> **Written problem**:
Within the listing below, locate all lines containing the word "JSON". Copy each one.

> **Exercise data**:

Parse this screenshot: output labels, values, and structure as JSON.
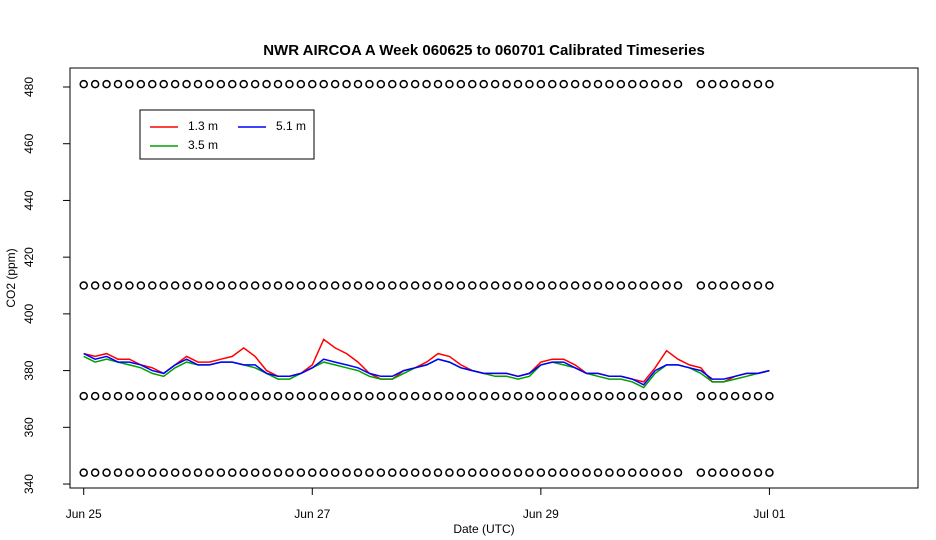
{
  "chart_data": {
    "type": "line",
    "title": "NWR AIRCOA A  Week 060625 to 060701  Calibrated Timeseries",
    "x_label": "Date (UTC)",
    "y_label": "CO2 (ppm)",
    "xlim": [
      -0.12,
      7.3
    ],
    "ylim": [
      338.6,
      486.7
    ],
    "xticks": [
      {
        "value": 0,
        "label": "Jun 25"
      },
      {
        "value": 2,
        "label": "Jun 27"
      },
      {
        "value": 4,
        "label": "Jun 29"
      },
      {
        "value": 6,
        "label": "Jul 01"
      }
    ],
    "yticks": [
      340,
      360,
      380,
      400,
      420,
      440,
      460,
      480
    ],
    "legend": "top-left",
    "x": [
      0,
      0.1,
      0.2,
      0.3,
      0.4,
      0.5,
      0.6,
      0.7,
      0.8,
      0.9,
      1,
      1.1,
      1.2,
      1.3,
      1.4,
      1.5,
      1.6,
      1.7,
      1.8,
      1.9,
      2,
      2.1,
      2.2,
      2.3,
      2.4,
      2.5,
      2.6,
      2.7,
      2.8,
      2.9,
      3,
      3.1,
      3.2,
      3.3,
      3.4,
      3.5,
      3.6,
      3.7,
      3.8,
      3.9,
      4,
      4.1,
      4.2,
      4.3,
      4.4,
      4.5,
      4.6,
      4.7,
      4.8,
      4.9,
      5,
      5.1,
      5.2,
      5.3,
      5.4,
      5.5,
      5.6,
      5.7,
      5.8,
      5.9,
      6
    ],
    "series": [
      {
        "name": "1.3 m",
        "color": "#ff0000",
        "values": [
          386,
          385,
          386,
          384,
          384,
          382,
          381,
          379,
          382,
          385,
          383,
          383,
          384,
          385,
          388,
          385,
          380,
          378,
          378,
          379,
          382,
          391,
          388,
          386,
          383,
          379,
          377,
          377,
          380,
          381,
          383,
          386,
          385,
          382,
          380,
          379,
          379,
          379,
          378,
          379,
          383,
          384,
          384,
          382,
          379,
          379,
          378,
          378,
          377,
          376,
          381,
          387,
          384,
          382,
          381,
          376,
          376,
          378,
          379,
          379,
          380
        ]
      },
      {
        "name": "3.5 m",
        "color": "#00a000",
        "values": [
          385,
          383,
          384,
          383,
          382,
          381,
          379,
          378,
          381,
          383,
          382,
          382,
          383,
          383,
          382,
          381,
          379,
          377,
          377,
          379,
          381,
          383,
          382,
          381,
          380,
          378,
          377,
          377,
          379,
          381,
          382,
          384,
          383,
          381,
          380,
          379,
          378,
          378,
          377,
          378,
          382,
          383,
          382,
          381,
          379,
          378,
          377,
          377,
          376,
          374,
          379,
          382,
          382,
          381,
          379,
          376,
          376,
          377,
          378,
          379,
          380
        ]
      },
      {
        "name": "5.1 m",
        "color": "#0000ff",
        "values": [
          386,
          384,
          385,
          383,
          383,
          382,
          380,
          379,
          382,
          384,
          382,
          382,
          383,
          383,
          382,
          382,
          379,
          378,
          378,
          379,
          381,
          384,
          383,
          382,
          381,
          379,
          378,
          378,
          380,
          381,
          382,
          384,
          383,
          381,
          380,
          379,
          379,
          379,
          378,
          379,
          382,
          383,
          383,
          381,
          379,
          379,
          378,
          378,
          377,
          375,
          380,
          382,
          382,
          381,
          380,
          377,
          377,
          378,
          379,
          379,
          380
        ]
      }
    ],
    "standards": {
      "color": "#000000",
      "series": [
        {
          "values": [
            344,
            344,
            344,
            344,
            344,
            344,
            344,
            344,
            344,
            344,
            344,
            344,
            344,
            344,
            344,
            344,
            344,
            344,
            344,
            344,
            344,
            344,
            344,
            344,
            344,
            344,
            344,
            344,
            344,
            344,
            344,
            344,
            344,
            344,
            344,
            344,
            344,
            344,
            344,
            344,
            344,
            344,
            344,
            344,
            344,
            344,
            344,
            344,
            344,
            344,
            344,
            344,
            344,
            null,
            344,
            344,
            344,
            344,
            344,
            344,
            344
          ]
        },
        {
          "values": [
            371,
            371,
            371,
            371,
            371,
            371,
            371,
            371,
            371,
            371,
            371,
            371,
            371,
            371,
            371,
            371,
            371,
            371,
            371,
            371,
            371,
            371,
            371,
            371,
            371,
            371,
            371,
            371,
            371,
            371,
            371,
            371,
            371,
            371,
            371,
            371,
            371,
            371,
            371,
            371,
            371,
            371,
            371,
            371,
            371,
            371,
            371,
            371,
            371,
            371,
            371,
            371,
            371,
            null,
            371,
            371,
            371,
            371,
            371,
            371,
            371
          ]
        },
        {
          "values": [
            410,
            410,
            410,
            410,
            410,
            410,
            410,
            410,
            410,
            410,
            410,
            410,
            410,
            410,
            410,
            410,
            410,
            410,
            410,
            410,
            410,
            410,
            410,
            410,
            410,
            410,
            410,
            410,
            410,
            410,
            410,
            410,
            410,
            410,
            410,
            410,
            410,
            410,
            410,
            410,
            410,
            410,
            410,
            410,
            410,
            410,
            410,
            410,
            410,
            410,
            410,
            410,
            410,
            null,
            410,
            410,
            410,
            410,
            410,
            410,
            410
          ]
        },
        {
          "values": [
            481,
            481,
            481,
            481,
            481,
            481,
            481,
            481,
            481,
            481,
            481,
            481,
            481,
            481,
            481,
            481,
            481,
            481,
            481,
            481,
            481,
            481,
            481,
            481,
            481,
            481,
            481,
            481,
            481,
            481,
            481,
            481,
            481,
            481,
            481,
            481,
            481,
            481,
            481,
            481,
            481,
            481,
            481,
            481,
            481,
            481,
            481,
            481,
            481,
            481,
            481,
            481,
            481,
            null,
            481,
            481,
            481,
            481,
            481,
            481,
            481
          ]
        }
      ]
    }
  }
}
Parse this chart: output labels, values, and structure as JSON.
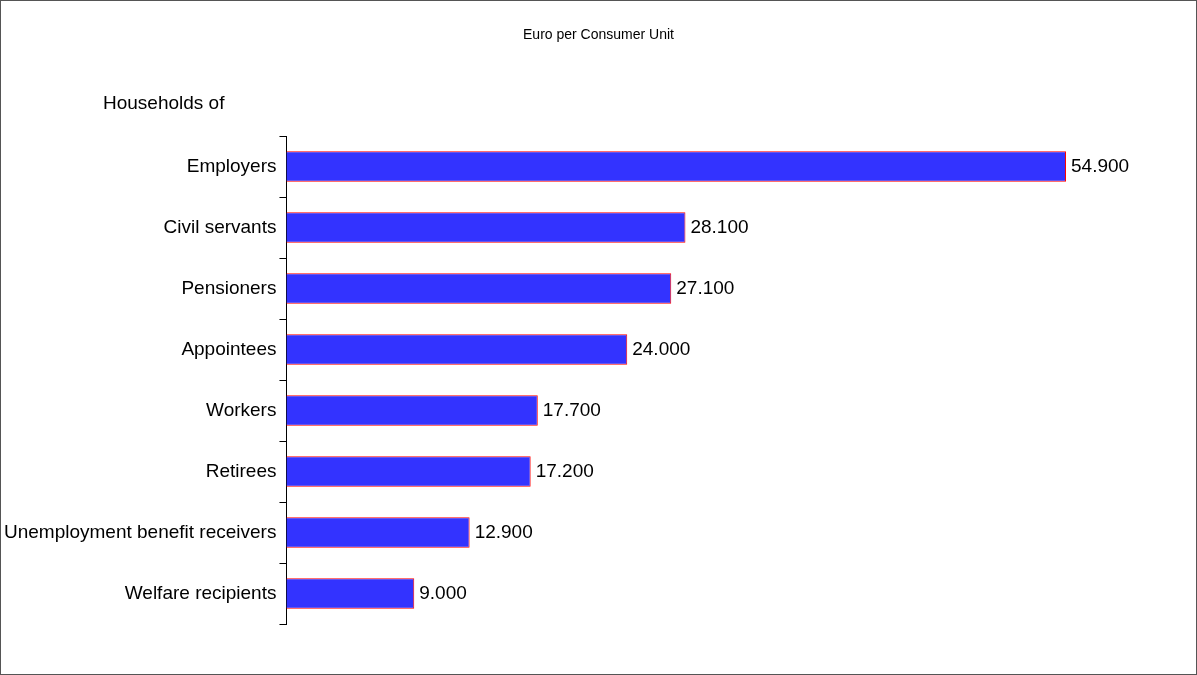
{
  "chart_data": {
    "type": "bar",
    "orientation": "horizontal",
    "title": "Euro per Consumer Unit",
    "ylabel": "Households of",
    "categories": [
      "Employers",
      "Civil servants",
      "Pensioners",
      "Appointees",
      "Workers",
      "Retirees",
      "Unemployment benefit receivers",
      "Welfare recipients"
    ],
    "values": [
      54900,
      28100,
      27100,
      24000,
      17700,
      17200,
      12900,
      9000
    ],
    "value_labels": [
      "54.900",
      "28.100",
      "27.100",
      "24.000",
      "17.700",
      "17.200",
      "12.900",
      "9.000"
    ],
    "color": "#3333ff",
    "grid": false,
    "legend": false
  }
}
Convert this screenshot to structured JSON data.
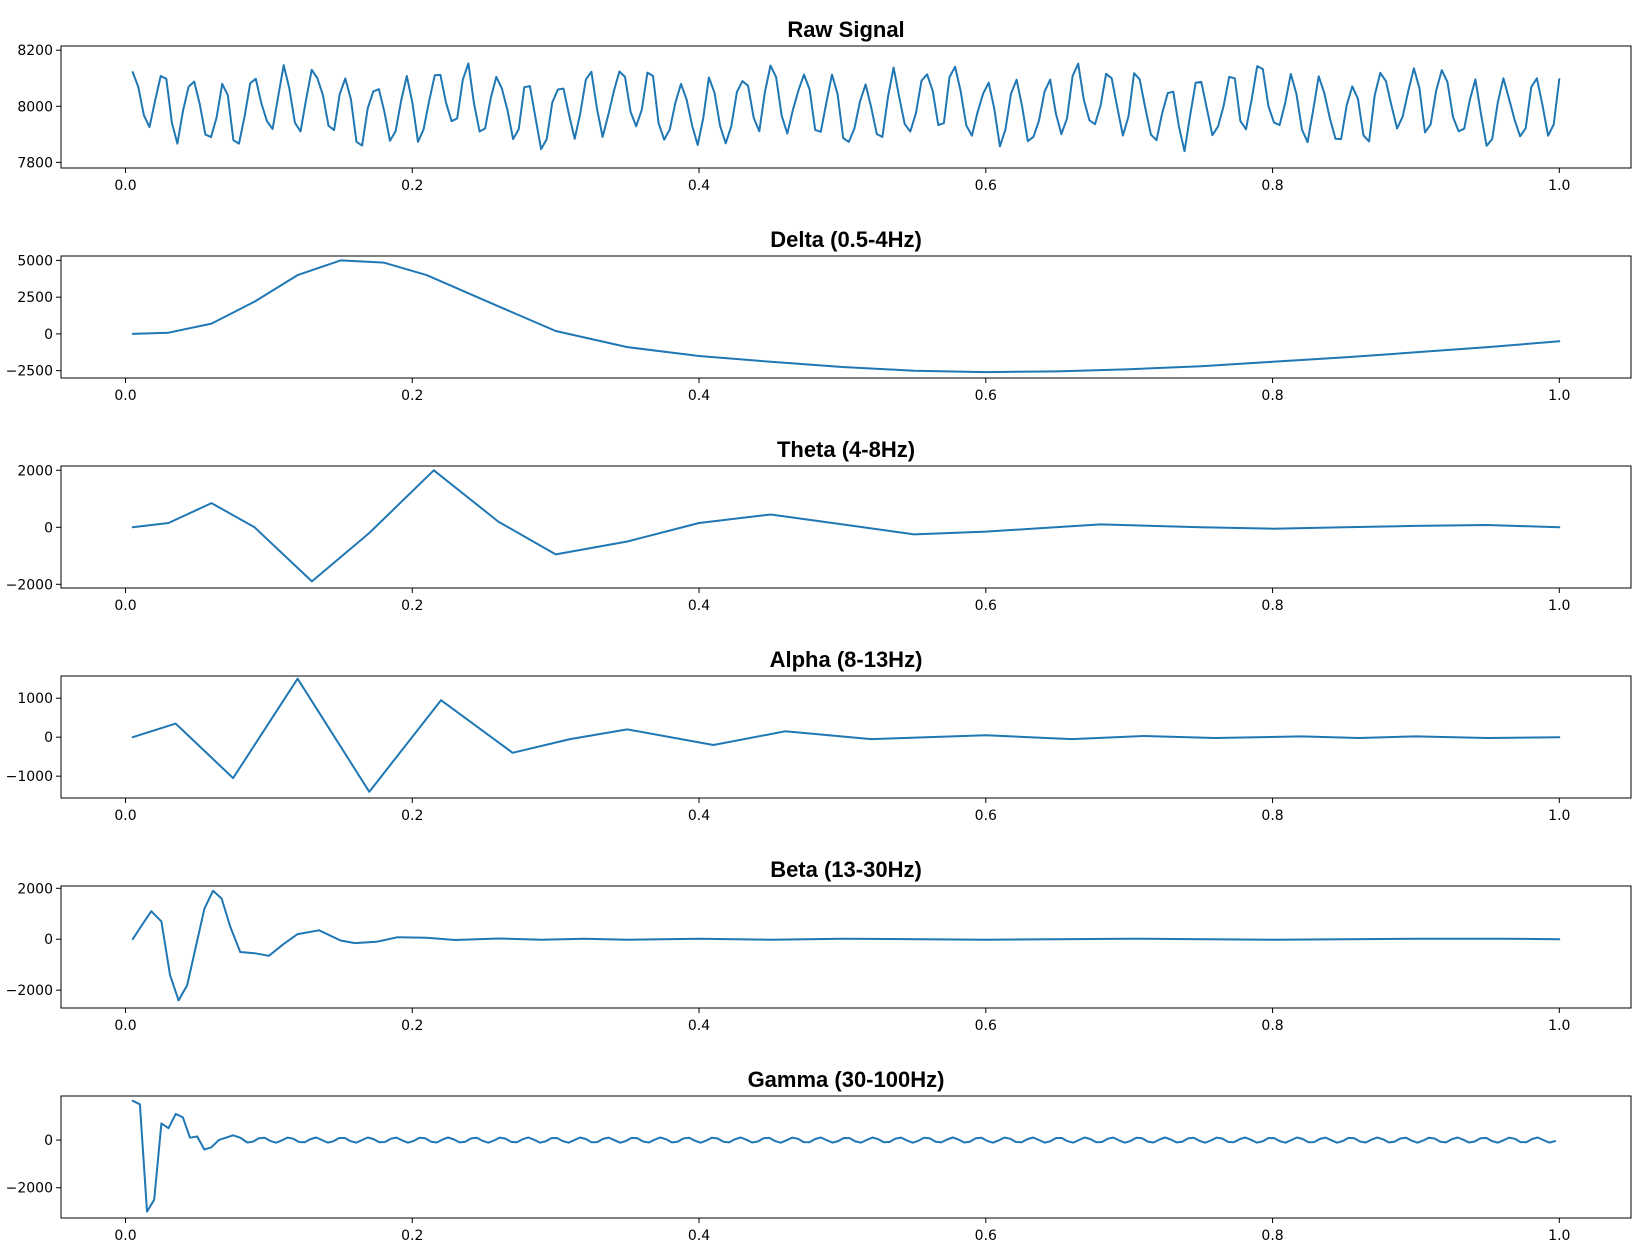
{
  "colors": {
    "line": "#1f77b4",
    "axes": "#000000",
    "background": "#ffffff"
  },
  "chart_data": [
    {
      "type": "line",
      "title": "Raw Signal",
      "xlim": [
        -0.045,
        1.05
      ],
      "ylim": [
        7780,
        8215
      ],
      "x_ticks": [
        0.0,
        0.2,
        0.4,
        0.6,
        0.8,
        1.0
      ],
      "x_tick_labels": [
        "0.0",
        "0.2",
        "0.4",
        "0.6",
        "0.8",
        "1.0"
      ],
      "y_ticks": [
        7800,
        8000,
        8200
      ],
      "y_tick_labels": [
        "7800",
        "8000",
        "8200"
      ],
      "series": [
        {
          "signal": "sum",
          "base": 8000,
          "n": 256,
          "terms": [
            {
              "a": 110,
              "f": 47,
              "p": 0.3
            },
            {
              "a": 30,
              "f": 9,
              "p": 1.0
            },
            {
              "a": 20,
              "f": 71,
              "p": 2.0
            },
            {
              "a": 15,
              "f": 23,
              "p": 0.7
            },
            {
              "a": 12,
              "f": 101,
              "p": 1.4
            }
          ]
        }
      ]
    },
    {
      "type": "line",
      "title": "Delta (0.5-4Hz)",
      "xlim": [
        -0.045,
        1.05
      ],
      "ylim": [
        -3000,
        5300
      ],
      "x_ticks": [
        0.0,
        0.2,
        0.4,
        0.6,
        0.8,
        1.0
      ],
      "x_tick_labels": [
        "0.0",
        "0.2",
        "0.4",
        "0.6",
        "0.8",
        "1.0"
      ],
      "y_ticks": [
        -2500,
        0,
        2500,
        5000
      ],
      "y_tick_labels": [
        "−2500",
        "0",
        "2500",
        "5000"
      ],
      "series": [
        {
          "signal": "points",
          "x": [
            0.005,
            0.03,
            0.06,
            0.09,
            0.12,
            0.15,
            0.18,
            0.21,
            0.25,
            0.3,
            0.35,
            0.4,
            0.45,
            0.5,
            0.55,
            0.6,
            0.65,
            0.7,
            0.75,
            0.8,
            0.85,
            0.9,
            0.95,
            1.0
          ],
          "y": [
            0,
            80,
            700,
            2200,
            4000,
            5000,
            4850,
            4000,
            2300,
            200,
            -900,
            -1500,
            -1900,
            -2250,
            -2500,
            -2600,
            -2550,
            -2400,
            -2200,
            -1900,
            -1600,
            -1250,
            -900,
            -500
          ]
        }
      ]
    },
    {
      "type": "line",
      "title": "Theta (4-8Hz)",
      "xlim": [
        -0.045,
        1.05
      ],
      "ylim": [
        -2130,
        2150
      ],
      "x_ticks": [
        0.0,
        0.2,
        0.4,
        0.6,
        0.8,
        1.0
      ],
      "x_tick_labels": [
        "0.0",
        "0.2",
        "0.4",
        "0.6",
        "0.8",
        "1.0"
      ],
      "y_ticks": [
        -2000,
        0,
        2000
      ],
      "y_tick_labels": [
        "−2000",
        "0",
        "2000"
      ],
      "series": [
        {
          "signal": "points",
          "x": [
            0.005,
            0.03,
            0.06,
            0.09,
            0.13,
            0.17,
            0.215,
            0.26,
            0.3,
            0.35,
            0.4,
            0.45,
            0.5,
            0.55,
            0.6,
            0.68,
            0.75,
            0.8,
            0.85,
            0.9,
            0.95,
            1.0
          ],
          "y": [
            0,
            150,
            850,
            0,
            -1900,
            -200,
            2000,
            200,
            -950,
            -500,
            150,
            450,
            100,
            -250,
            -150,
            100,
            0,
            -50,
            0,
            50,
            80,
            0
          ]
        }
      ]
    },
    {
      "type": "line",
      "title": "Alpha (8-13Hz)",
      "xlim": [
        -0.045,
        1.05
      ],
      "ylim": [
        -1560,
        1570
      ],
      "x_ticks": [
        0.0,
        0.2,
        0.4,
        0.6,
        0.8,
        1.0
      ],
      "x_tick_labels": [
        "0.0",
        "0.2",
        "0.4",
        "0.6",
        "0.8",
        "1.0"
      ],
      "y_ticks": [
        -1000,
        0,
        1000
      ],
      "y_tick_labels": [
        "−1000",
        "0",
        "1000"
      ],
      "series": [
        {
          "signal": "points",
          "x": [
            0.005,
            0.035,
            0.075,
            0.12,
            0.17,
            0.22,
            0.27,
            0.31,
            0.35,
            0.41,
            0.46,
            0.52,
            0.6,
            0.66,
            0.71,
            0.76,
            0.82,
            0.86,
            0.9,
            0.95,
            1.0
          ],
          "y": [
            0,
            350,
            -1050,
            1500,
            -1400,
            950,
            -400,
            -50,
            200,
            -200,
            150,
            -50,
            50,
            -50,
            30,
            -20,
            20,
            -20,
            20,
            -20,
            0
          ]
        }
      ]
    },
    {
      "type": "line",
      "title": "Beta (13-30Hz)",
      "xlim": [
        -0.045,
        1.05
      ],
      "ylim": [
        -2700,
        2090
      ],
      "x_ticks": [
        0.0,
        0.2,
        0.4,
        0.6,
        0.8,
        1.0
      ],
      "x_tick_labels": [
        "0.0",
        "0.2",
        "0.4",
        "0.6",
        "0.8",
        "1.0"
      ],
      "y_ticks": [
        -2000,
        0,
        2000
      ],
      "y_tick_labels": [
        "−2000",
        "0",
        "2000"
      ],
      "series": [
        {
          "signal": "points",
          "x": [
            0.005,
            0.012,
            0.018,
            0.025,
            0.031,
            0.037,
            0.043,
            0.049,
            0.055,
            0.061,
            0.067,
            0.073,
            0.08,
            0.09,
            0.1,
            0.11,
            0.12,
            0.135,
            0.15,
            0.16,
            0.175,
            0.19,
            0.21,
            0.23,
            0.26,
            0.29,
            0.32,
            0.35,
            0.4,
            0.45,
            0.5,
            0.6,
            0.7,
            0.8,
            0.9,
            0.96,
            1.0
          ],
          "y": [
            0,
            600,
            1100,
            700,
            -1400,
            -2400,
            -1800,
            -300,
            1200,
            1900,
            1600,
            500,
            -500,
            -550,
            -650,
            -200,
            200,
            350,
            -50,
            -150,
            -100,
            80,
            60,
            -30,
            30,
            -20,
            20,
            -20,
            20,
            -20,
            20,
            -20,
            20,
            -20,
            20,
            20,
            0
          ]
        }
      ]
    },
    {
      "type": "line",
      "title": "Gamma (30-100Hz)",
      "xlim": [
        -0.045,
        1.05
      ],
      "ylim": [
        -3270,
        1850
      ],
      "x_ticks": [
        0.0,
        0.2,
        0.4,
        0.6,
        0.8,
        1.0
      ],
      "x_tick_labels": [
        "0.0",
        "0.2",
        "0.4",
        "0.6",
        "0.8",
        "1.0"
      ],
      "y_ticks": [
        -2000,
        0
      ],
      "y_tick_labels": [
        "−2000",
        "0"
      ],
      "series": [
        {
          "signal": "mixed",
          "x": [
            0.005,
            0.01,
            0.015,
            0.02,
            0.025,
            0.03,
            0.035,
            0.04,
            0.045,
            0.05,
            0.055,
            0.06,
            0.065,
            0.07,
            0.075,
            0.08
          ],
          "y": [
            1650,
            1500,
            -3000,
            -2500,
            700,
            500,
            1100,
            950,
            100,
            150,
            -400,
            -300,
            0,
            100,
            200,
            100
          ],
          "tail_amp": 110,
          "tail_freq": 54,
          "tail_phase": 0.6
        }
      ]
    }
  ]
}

> **Response**:
Parse this screenshot: output labels, values, and structure as JSON.
Parse this chart: output labels, values, and structure as JSON.
Convert this screenshot to structured JSON data.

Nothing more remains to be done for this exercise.